──────── GIVEN RECORDS ────────

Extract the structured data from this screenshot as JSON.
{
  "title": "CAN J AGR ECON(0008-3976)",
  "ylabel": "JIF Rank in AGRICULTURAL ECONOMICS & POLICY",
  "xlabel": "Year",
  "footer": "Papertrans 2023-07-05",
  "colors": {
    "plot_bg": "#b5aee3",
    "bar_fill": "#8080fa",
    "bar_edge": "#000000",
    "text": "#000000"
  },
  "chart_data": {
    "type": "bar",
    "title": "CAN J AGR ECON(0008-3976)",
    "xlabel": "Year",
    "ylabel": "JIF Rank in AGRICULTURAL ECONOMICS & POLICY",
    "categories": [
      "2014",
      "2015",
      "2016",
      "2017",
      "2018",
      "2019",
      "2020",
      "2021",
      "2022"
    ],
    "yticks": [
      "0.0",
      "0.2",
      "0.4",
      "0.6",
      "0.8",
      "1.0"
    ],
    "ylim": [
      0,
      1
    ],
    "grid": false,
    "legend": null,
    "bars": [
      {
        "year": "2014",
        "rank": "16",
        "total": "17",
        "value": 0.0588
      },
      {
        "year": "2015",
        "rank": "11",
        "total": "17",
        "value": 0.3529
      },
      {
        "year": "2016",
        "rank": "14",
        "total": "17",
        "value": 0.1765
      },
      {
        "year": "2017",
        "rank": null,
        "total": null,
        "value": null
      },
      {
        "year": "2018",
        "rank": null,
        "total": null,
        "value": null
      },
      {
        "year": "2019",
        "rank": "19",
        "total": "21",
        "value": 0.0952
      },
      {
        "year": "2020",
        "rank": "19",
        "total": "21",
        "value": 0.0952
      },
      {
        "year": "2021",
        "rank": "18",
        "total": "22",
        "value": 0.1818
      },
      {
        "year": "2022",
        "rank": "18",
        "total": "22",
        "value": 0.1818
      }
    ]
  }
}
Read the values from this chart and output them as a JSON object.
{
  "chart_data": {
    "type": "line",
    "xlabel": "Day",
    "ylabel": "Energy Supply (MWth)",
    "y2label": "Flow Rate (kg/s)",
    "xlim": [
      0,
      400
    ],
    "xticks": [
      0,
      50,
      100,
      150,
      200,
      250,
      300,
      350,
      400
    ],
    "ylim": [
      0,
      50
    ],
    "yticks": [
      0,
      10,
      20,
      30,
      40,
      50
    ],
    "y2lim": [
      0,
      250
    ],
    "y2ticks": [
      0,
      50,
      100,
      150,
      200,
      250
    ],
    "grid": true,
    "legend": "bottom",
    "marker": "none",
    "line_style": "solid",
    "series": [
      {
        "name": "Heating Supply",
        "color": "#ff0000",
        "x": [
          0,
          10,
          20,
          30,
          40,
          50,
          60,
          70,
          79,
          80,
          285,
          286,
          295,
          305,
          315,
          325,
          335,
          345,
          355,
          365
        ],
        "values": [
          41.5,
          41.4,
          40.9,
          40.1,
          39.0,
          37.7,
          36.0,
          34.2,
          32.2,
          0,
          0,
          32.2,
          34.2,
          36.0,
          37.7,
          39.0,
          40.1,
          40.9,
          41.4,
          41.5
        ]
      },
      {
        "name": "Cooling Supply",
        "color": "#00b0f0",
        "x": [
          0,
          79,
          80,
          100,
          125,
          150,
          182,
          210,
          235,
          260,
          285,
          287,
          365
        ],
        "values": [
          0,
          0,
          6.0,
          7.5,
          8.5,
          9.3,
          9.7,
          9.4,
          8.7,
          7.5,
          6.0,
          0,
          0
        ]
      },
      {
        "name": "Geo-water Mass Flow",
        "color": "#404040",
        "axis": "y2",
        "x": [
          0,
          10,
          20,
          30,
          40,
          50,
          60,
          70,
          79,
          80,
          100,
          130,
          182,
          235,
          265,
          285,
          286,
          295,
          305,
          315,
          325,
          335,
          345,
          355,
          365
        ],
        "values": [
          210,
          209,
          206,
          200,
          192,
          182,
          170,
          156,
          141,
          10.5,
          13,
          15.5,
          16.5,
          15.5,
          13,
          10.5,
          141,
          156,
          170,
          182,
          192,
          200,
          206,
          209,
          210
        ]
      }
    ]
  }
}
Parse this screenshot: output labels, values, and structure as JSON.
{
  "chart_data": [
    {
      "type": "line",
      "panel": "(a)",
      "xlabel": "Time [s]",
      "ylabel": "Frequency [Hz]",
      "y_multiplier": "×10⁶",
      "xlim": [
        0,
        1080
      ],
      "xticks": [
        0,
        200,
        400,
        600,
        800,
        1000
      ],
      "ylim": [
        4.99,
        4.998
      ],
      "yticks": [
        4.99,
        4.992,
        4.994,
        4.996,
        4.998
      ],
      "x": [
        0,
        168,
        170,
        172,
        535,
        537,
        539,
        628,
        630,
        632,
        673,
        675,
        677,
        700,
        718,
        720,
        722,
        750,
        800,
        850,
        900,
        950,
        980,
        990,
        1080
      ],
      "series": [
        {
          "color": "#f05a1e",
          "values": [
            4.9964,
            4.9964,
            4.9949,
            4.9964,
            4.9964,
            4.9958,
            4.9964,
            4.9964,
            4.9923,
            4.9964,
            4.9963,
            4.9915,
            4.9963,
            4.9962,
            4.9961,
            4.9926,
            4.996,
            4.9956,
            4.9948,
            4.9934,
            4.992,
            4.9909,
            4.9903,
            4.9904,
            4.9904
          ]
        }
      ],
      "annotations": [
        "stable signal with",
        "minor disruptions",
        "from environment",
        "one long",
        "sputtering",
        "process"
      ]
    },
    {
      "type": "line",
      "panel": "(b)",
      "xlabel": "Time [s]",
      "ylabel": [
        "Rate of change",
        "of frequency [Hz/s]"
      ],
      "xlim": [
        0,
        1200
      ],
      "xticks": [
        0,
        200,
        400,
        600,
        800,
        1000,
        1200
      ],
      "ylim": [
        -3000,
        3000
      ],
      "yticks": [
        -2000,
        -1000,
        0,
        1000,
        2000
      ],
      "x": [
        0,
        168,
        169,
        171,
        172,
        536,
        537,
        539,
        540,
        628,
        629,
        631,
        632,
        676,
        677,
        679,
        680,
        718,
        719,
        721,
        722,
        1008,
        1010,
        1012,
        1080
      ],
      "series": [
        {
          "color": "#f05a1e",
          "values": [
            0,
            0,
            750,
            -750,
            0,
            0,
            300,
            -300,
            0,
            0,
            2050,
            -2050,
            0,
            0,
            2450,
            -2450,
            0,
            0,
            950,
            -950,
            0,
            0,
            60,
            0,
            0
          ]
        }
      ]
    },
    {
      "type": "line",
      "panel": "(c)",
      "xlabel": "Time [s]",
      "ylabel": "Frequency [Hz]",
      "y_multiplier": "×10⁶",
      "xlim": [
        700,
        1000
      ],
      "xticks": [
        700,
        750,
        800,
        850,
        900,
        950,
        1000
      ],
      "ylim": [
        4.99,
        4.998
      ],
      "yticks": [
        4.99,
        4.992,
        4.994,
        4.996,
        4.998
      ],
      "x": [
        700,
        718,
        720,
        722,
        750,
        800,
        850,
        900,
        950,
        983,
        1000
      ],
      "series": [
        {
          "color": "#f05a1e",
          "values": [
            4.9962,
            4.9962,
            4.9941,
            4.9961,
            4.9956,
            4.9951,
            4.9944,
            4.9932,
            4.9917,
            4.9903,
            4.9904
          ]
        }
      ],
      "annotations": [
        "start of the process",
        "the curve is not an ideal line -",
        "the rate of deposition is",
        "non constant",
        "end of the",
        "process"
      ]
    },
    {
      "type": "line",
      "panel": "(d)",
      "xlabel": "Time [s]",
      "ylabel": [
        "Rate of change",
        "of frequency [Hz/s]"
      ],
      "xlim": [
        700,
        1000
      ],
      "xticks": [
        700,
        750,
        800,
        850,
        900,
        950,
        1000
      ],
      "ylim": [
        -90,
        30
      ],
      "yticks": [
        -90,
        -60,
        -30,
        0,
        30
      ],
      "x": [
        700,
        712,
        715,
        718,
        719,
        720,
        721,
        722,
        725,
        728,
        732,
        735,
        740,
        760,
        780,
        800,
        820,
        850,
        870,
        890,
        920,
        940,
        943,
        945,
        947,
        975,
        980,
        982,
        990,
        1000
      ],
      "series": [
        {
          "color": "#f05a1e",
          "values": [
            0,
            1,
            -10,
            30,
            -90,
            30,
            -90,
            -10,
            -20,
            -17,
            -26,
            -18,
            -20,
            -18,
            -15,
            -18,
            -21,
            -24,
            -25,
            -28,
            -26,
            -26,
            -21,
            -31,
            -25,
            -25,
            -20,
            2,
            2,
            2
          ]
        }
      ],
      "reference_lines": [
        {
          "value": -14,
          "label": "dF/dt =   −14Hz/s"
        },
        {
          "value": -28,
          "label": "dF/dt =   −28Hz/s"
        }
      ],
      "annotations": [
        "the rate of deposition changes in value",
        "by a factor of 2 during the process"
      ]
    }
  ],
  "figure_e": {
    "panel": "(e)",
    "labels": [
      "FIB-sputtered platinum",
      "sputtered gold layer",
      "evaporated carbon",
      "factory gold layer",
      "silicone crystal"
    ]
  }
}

────────

## [WHAT TO DO]
Work out how many lines of the material above contain the word "AGRICULTURAL", then give only that figure.

## [RESPONSE TO THE EXERCISE]
2